-- begin Items --

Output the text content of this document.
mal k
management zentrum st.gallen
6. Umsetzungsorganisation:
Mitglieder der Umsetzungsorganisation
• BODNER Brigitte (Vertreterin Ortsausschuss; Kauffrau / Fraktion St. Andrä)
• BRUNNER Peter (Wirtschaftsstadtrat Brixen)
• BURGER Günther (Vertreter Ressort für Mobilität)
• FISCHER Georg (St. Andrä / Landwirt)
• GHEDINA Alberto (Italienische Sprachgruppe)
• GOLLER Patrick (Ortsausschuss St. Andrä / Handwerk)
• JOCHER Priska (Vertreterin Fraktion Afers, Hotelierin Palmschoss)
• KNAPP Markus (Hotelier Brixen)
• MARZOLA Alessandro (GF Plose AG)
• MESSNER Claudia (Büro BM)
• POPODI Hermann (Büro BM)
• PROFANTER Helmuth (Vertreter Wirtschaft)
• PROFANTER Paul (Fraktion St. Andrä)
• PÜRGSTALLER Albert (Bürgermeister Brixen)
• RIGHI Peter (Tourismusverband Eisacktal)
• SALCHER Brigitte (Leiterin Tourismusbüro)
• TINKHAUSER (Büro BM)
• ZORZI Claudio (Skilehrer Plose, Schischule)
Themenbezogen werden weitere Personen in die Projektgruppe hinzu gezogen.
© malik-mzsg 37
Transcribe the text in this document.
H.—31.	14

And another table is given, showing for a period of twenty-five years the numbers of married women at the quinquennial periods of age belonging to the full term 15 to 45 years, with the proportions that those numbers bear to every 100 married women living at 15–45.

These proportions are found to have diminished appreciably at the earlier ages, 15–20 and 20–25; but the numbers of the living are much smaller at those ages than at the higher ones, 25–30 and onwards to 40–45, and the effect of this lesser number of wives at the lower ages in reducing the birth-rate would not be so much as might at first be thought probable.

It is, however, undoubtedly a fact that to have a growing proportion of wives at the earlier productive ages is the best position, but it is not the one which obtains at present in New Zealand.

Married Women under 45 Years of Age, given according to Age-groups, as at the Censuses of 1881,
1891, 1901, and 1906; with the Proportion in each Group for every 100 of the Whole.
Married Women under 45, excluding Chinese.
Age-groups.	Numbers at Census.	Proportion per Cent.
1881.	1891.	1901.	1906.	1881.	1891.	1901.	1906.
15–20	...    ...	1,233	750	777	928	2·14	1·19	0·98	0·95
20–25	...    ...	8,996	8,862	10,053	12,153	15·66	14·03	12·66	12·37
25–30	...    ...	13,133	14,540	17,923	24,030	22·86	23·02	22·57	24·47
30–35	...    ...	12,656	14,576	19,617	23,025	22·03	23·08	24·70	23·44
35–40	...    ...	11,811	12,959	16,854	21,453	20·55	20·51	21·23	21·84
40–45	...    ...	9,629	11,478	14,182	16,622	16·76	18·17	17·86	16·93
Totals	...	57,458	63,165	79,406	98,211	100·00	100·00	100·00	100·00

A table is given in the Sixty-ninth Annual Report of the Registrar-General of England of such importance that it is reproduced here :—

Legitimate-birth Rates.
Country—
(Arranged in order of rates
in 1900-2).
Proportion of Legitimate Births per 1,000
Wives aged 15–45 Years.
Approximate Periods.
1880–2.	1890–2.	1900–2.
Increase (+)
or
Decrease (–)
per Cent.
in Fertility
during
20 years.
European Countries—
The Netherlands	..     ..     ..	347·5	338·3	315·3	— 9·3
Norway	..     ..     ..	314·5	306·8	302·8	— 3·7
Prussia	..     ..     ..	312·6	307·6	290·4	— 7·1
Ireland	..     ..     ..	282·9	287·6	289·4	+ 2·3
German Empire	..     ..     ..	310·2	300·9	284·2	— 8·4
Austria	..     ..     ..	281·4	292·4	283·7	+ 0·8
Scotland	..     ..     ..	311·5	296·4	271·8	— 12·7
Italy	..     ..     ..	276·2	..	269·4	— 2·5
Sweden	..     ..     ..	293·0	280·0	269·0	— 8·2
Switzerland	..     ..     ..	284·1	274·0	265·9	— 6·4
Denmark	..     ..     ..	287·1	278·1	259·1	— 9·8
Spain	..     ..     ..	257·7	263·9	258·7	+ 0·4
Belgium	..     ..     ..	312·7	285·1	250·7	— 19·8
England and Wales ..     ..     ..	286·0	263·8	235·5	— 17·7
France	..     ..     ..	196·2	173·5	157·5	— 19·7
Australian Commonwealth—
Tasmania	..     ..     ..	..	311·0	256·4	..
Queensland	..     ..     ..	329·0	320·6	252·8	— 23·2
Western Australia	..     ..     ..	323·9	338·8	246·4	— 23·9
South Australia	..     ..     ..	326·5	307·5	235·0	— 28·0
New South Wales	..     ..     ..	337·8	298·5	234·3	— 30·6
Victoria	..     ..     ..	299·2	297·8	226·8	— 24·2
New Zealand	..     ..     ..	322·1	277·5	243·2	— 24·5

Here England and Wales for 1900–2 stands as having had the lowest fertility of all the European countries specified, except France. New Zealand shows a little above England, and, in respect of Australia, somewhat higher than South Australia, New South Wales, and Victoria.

-- end Items --

(Problem): All of the material above needs to be copied exactly.

(Response to this task):
Output the text content of this document.
mal k
management zentrum st.gallen
6. Umsetzungsorganisation:
Mitglieder der Umsetzungsorganisation
• BODNER Brigitte (Vertreterin Ortsausschuss; Kauffrau / Fraktion St. Andrä)
• BRUNNER Peter (Wirtschaftsstadtrat Brixen)
• BURGER Günther (Vertreter Ressort für Mobilität)
• FISCHER Georg (St. Andrä / Landwirt)
• GHEDINA Alberto (Italienische Sprachgruppe)
• GOLLER Patrick (Ortsausschuss St. Andrä / Handwerk)
• JOCHER Priska (Vertreterin Fraktion Afers, Hotelierin Palmschoss)
• KNAPP Markus (Hotelier Brixen)
• MARZOLA Alessandro (GF Plose AG)
• MESSNER Claudia (Büro BM)
• POPODI Hermann (Büro BM)
• PROFANTER Helmuth (Vertreter Wirtschaft)
• PROFANTER Paul (Fraktion St. Andrä)
• PÜRGSTALLER Albert (Bürgermeister Brixen)
• RIGHI Peter (Tourismusverband Eisacktal)
• SALCHER Brigitte (Leiterin Tourismusbüro)
• TINKHAUSER (Büro BM)
• ZORZI Claudio (Skilehrer Plose, Schischule)
Themenbezogen werden weitere Personen in die Projektgruppe hinzu gezogen.
© malik-mzsg 37
Transcribe the text in this document.
H.—31.	14

And another table is given, showing for a period of twenty-five years the numbers of married women at the quinquennial periods of age belonging to the full term 15 to 45 years, with the proportions that those numbers bear to every 100 married women living at 15–45.

These proportions are found to have diminished appreciably at the earlier ages, 15–20 and 20–25; but the numbers of the living are much smaller at those ages than at the higher ones, 25–30 and onwards to 40–45, and the effect of this lesser number of wives at the lower ages in reducing the birth-rate would not be so much as might at first be thought probable.

It is, however, undoubtedly a fact that to have a growing proportion of wives at the earlier productive ages is the best position, but it is not the one which obtains at present in New Zealand.

Married Women under 45 Years of Age, given according to Age-groups, as at the Censuses of 1881,
1891, 1901, and 1906; with the Proportion in each Group for every 100 of the Whole.
Married Women under 45, excluding Chinese.
Age-groups.	Numbers at Census.	Proportion per Cent.
1881.	1891.	1901.	1906.	1881.	1891.	1901.	1906.
15–20	...    ...	1,233	750	777	928	2·14	1·19	0·98	0·95
20–25	...    ...	8,996	8,862	10,053	12,153	15·66	14·03	12·66	12·37
25–30	...    ...	13,133	14,540	17,923	24,030	22·86	23·02	22·57	24·47
30–35	...    ...	12,656	14,576	19,617	23,025	22·03	23·08	24·70	23·44
35–40	...    ...	11,811	12,959	16,854	21,453	20·55	20·51	21·23	21·84
40–45	...    ...	9,629	11,478	14,182	16,622	16·76	18·17	17·86	16·93
Totals	...	57,458	63,165	79,406	98,211	100·00	100·00	100·00	100·00

A table is given in the Sixty-ninth Annual Report of the Registrar-General of England of such importance that it is reproduced here :—

Legitimate-birth Rates.
Country—
(Arranged in order of rates
in 1900-2).
Proportion of Legitimate Births per 1,000
Wives aged 15–45 Years.
Approximate Periods.
1880–2.	1890–2.	1900–2.
Increase (+)
or
Decrease (–)
per Cent.
in Fertility
during
20 years.
European Countries—
The Netherlands	..     ..     ..	347·5	338·3	315·3	— 9·3
Norway	..     ..     ..	314·5	306·8	302·8	— 3·7
Prussia	..     ..     ..	312·6	307·6	290·4	— 7·1
Ireland	..     ..     ..	282·9	287·6	289·4	+ 2·3
German Empire	..     ..     ..	310·2	300·9	284·2	— 8·4
Austria	..     ..     ..	281·4	292·4	283·7	+ 0·8
Scotland	..     ..     ..	311·5	296·4	271·8	— 12·7
Italy	..     ..     ..	276·2	..	269·4	— 2·5
Sweden	..     ..     ..	293·0	280·0	269·0	— 8·2
Switzerland	..     ..     ..	284·1	274·0	265·9	— 6·4
Denmark	..     ..     ..	287·1	278·1	259·1	— 9·8
Spain	..     ..     ..	257·7	263·9	258·7	+ 0·4
Belgium	..     ..     ..	312·7	285·1	250·7	— 19·8
England and Wales ..     ..     ..	286·0	263·8	235·5	— 17·7
France	..     ..     ..	196·2	173·5	157·5	— 19·7
Australian Commonwealth—
Tasmania	..     ..     ..	..	311·0	256·4	..
Queensland	..     ..     ..	329·0	320·6	252·8	— 23·2
Western Australia	..     ..     ..	323·9	338·8	246·4	— 23·9
South Australia	..     ..     ..	326·5	307·5	235·0	— 28·0
New South Wales	..     ..     ..	337·8	298·5	234·3	— 30·6
Victoria	..     ..     ..	299·2	297·8	226·8	— 24·2
New Zealand	..     ..     ..	322·1	277·5	243·2	— 24·5

Here England and Wales for 1900–2 stands as having had the lowest fertility of all the European countries specified, except France. New Zealand shows a little above England, and, in respect of Australia, somewhat higher than South Australia, New South Wales, and Victoria.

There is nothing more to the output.